DO THIS: Show only lines that include "Stefan".
======== EXCERPTED DATA
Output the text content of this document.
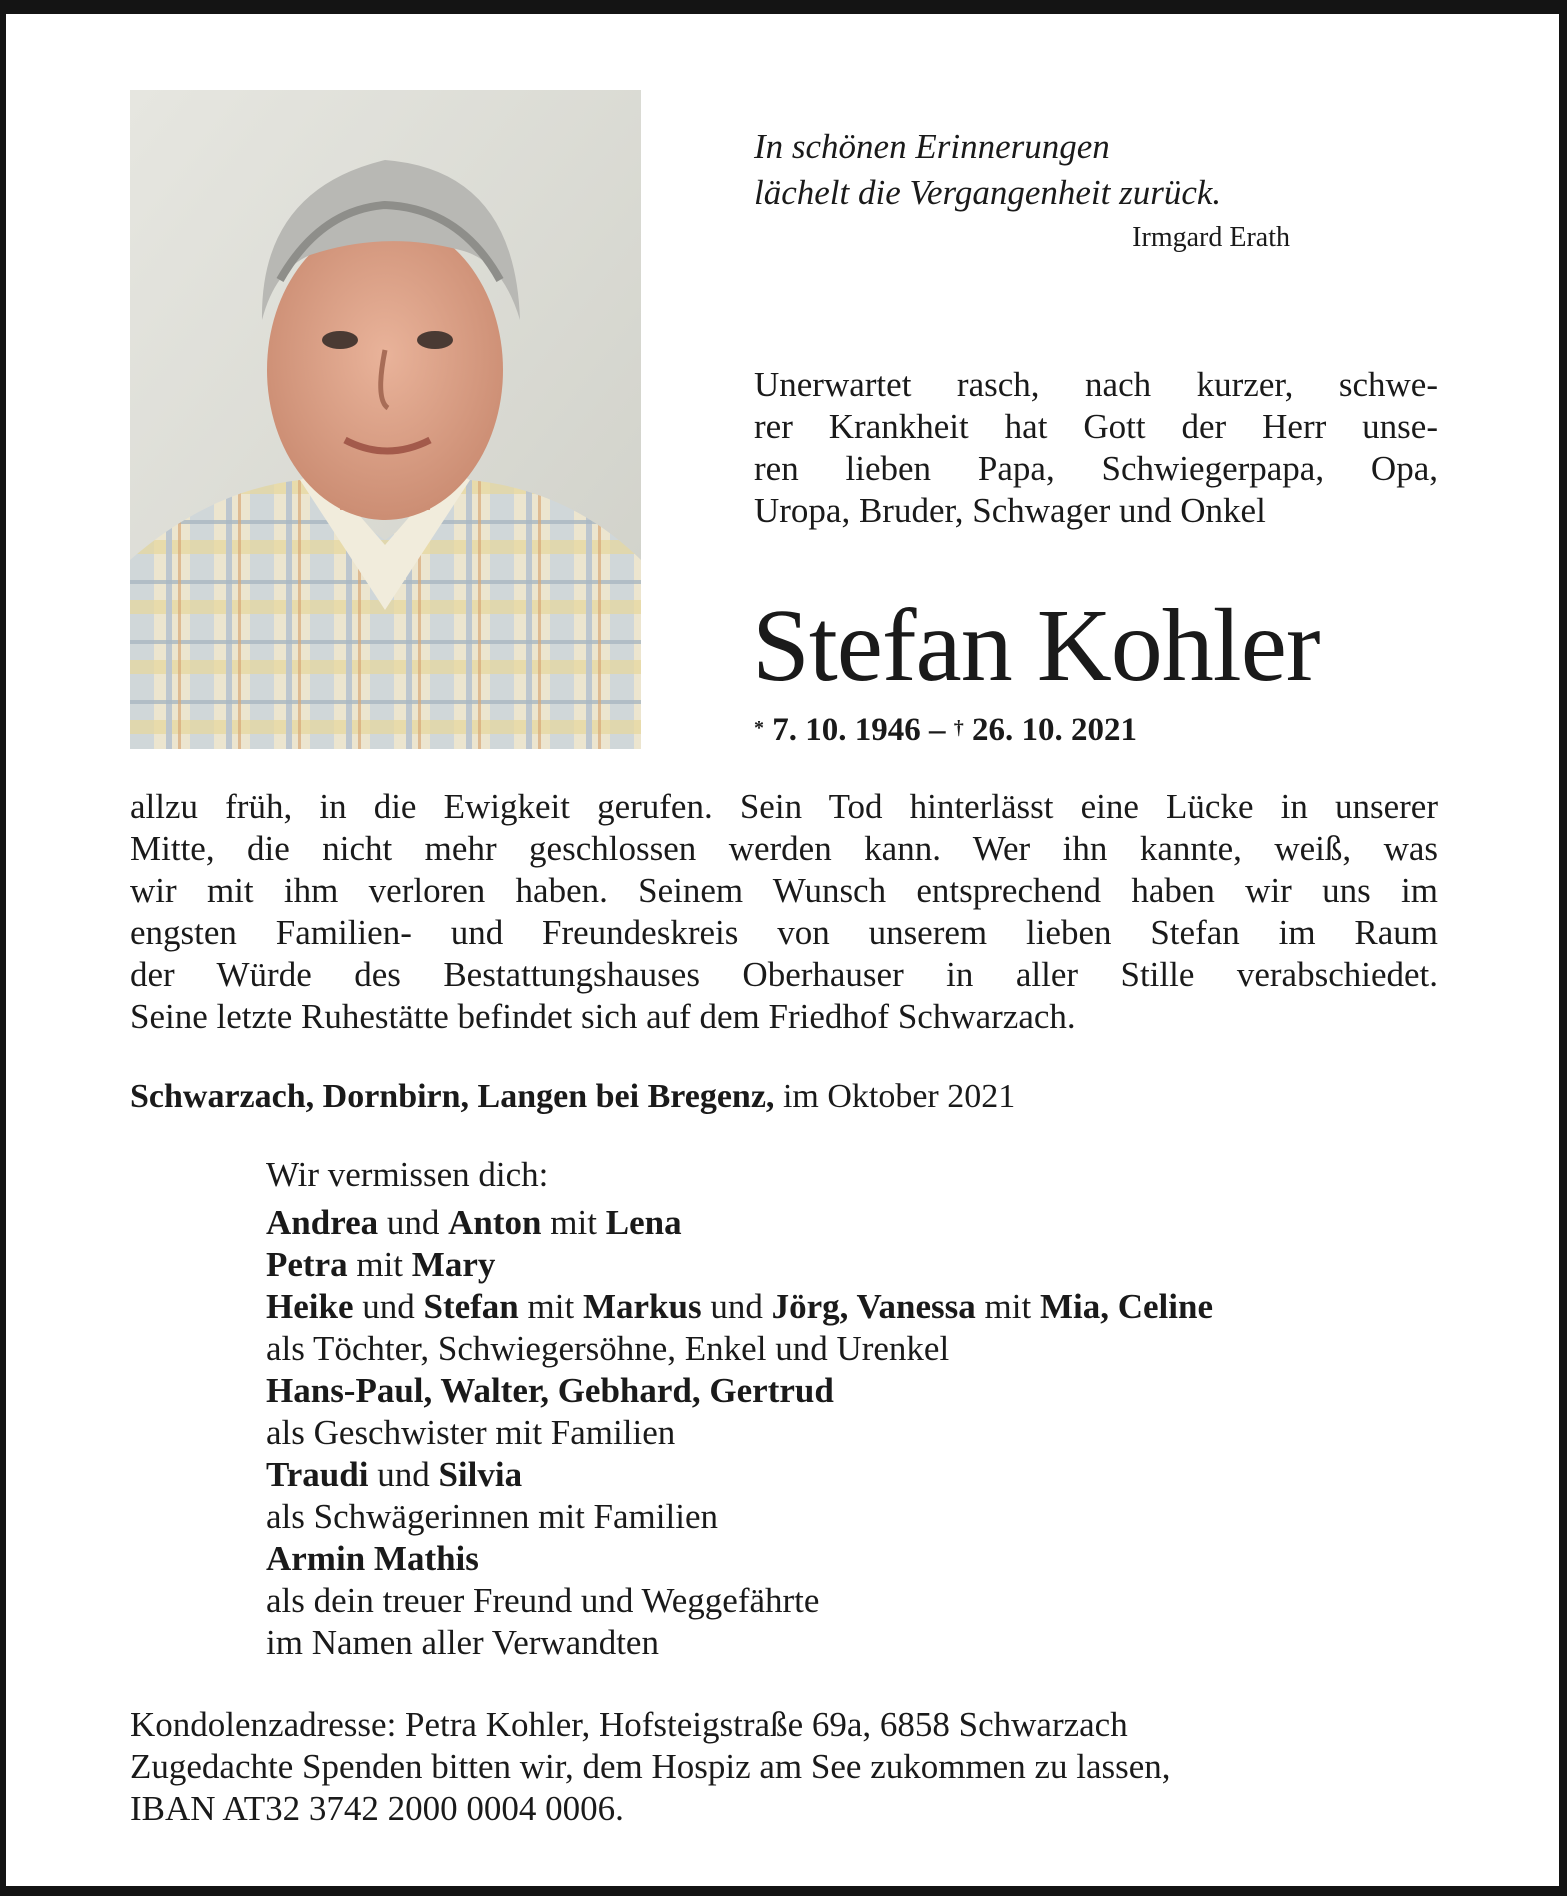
In schönen Erinnerungen
lächelt die Vergangenheit zurück.
Irmgard Erath
Unerwartet rasch, nach kurzer, schwe-
rer Krankheit hat Gott der Herr unse-
ren lieben Papa, Schwiegerpapa, Opa,
Uropa, Bruder, Schwager und Onkel
Stefan Kohler
* 7. 10. 1946 – † 26. 10. 2021
allzu früh, in die Ewigkeit gerufen. Sein Tod hinterlässt eine Lücke in unserer
Mitte, die nicht mehr geschlossen werden kann. Wer ihn kannte, weiß, was
wir mit ihm verloren haben. Seinem Wunsch entsprechend haben wir uns im
engsten Familien- und Freundeskreis von unserem lieben Stefan im Raum
der Würde des Bestattungshauses Oberhauser in aller Stille verabschiedet.
Seine letzte Ruhestätte befindet sich auf dem Friedhof Schwarzach.
Schwarzach, Dornbirn, Langen bei Bregenz, im Oktober 2021
Wir vermissen dich:
Andrea und Anton mit Lena
Petra mit Mary
Heike und Stefan mit Markus und Jörg, Vanessa mit Mia, Celine
als Töchter, Schwiegersöhne, Enkel und Urenkel
Hans-Paul, Walter, Gebhard, Gertrud
als Geschwister mit Familien
Traudi und Silvia
als Schwägerinnen mit Familien
Armin Mathis
als dein treuer Freund und Weggefährte
im Namen aller Verwandten
Kondolenzadresse: Petra Kohler, Hofsteigstraße 69a, 6858 Schwarzach
Zugedachte Spenden bitten wir, dem Hospiz am See zukommen zu lassen,
IBAN AT32 3742 2000 0004 0006.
================
OUTPUT FOR THIS TASK:
Stefan Kohler
engsten Familien- und Freundeskreis von unserem lieben Stefan im Raum
Heike und Stefan mit Markus und Jörg, Vanessa mit Mia, Celine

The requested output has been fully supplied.